▶ Task to carry out
Check each line of the data for "pagas" and select those that have it.

▶ Material

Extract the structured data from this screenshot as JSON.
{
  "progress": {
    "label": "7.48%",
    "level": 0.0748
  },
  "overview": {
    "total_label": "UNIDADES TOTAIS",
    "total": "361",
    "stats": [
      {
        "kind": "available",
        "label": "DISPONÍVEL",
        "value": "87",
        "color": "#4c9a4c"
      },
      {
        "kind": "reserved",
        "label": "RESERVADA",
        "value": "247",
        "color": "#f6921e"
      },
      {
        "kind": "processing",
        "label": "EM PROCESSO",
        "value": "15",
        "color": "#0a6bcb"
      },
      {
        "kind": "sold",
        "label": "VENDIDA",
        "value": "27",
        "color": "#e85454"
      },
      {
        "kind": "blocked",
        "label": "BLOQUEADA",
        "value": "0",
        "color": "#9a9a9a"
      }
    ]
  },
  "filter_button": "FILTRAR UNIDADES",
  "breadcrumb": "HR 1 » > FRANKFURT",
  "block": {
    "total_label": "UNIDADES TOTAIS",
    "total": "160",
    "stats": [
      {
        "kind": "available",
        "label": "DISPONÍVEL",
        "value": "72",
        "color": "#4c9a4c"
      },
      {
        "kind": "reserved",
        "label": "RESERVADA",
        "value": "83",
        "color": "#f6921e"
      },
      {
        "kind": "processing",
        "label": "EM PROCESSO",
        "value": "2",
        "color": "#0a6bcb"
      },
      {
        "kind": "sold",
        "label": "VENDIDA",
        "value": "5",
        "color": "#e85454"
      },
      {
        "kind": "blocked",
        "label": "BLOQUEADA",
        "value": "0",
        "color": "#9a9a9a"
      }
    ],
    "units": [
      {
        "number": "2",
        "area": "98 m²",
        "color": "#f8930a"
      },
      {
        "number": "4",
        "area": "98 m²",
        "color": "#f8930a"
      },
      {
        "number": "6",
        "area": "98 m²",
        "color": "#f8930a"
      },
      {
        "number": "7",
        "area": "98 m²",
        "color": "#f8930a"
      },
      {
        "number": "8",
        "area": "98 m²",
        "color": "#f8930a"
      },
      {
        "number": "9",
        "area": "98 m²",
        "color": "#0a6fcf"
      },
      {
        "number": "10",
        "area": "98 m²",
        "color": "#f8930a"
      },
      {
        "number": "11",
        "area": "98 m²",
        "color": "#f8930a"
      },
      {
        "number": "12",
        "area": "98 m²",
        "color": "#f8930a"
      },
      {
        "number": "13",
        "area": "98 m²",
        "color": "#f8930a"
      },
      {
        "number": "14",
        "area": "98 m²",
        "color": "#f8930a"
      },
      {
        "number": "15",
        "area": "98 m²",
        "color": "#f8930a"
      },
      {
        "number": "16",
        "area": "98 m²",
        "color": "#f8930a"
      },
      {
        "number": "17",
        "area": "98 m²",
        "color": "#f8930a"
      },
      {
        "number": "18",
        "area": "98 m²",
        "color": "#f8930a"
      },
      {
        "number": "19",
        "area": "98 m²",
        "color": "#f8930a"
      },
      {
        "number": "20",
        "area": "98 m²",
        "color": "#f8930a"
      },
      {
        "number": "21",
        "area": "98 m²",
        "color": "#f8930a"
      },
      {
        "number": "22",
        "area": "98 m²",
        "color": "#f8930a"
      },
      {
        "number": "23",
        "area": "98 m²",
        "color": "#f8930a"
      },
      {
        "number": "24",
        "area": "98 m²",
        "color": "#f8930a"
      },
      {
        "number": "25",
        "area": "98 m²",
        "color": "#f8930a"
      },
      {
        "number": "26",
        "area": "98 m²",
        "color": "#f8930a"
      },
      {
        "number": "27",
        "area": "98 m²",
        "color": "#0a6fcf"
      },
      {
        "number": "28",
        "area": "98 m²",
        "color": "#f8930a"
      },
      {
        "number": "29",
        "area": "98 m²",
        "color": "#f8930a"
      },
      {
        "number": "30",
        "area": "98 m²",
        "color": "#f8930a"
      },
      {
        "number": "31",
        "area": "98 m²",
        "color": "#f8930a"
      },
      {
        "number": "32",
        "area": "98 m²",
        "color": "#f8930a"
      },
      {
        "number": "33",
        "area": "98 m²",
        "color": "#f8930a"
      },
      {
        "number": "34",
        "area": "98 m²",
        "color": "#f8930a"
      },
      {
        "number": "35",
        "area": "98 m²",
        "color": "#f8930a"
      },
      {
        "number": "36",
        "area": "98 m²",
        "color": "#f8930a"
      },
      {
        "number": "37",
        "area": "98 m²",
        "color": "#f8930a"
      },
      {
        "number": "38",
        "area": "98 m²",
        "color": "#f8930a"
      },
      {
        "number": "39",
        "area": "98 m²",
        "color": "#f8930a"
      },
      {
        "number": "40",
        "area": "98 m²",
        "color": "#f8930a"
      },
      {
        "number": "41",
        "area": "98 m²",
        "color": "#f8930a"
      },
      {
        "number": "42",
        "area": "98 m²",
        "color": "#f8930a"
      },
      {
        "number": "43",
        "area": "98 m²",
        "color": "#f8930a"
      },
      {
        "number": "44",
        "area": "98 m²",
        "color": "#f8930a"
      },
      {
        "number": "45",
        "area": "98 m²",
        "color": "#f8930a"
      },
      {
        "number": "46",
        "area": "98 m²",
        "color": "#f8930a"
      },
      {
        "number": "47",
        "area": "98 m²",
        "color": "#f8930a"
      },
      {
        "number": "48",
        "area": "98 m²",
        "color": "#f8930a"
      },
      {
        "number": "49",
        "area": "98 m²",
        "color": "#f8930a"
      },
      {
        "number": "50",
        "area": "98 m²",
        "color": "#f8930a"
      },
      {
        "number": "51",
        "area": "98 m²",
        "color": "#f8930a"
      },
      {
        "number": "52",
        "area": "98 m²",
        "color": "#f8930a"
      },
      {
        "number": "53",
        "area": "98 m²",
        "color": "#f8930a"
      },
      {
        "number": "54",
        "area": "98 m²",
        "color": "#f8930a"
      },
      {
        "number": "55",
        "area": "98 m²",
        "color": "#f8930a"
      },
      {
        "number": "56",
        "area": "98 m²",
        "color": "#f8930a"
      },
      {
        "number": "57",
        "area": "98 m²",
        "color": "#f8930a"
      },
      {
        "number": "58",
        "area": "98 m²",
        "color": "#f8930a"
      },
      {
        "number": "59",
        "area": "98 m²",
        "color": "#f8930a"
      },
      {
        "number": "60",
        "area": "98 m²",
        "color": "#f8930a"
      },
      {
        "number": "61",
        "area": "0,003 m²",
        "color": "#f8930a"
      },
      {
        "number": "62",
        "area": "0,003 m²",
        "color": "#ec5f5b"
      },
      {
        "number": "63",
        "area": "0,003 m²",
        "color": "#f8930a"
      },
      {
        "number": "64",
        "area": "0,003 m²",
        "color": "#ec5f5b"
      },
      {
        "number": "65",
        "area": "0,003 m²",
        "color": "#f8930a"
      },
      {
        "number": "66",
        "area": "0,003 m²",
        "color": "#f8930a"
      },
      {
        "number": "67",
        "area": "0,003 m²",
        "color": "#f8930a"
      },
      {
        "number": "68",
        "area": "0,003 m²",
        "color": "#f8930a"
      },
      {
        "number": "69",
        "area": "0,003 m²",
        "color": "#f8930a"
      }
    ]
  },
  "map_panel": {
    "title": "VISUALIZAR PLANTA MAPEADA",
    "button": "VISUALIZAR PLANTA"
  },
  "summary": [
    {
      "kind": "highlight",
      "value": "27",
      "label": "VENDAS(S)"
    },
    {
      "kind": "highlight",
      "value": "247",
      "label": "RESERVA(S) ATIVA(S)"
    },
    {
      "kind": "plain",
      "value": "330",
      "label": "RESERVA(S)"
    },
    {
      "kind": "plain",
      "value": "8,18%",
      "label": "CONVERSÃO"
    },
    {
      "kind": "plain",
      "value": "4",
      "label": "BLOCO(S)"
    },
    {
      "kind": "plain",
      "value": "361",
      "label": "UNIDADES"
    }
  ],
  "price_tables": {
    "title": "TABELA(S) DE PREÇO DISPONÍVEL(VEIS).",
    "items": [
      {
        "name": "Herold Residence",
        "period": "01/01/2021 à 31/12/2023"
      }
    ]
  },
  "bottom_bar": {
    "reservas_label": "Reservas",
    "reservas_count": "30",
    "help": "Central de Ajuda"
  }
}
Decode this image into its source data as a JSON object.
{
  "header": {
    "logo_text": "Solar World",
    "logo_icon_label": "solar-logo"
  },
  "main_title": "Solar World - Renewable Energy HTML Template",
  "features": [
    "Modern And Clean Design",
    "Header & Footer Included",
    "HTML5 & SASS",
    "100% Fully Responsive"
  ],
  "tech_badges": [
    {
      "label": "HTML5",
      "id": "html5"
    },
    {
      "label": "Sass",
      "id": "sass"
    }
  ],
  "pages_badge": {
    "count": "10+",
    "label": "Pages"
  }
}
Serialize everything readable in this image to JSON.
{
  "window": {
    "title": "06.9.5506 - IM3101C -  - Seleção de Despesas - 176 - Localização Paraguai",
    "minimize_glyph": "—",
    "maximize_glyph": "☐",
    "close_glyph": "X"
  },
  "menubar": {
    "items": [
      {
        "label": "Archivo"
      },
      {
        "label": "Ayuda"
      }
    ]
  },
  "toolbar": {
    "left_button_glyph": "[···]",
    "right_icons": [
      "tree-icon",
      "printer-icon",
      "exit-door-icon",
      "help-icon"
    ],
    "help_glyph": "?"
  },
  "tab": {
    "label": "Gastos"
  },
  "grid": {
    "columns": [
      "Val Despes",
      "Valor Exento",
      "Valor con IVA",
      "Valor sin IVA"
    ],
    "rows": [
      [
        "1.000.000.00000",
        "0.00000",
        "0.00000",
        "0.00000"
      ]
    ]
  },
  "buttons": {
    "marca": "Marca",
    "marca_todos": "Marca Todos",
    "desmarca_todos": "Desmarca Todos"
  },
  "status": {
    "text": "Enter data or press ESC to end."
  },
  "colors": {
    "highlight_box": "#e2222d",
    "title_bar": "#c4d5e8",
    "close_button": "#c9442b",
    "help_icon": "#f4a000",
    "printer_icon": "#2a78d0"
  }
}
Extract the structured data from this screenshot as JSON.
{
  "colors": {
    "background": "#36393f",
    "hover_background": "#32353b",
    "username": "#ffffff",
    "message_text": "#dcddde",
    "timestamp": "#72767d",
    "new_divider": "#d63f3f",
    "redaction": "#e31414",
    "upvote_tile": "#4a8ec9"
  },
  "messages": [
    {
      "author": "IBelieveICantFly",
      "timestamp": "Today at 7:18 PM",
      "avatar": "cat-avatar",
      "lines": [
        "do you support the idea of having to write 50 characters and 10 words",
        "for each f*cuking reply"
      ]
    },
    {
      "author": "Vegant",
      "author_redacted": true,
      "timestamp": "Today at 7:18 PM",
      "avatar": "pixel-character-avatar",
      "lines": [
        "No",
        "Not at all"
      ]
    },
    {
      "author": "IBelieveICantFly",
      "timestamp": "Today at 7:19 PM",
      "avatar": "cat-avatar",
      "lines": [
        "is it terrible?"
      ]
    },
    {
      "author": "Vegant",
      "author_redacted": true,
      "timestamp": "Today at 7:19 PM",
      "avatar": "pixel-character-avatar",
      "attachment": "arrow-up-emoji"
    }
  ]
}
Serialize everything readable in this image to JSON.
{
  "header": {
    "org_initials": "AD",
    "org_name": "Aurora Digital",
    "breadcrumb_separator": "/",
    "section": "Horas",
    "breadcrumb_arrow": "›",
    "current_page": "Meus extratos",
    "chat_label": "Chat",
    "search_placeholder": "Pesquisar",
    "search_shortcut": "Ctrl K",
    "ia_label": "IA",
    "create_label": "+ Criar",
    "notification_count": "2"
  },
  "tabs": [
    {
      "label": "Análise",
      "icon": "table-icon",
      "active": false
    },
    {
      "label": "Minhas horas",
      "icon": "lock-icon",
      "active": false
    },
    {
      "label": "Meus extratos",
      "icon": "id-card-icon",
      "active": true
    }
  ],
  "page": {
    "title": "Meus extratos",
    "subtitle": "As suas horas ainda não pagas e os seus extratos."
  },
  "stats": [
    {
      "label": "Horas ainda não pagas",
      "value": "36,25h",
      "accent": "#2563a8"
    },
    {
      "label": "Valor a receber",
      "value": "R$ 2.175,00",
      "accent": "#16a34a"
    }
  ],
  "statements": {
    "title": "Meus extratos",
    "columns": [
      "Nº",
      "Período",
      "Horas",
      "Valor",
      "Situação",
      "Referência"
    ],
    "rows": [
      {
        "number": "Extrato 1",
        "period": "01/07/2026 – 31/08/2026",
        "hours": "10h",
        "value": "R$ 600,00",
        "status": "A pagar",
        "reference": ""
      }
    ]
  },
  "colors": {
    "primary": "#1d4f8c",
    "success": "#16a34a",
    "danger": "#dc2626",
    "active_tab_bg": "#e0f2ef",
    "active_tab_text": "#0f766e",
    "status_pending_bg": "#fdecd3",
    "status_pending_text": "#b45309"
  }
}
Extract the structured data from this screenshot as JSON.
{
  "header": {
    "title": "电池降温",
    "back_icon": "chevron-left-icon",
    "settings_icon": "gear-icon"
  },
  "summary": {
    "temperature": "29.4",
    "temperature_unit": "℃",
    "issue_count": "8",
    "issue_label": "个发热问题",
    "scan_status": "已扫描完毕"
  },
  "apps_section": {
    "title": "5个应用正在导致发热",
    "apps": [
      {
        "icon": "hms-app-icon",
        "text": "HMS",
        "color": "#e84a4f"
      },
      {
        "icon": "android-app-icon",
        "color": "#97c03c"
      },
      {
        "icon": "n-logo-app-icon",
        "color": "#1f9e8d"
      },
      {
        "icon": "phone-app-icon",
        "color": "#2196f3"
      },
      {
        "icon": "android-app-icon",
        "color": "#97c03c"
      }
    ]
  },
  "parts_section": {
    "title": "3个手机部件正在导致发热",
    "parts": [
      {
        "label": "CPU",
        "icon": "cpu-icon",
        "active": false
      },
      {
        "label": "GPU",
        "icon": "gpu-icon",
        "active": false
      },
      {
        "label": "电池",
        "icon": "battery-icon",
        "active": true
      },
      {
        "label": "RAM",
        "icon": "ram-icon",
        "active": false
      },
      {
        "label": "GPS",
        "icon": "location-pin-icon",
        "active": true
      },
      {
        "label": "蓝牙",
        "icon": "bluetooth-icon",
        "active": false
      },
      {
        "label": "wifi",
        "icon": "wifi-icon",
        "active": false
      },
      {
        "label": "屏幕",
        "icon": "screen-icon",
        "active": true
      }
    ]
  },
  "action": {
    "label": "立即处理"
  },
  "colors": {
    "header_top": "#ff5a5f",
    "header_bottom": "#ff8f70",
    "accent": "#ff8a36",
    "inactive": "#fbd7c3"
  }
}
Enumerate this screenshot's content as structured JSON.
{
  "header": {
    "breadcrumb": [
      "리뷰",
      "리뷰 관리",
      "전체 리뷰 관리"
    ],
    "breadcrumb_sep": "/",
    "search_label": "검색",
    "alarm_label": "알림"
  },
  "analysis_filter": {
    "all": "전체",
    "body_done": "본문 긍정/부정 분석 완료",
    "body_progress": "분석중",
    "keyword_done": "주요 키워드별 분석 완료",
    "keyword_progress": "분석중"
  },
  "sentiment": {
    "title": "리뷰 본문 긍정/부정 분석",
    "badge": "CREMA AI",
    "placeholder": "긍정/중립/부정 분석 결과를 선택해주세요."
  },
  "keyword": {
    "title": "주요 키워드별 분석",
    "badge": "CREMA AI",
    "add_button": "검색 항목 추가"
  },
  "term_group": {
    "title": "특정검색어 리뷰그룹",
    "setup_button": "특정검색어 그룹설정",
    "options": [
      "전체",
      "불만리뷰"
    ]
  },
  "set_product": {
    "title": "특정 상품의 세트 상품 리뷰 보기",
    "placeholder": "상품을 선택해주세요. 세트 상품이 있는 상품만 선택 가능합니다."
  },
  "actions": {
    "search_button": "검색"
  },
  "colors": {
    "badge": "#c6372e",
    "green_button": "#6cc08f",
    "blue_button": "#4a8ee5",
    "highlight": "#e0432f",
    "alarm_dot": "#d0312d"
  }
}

▶ Solution to this problem
    "subtitle": "As suas horas ainda não pagas e os seus extratos."
      "label": "Horas ainda não pagas",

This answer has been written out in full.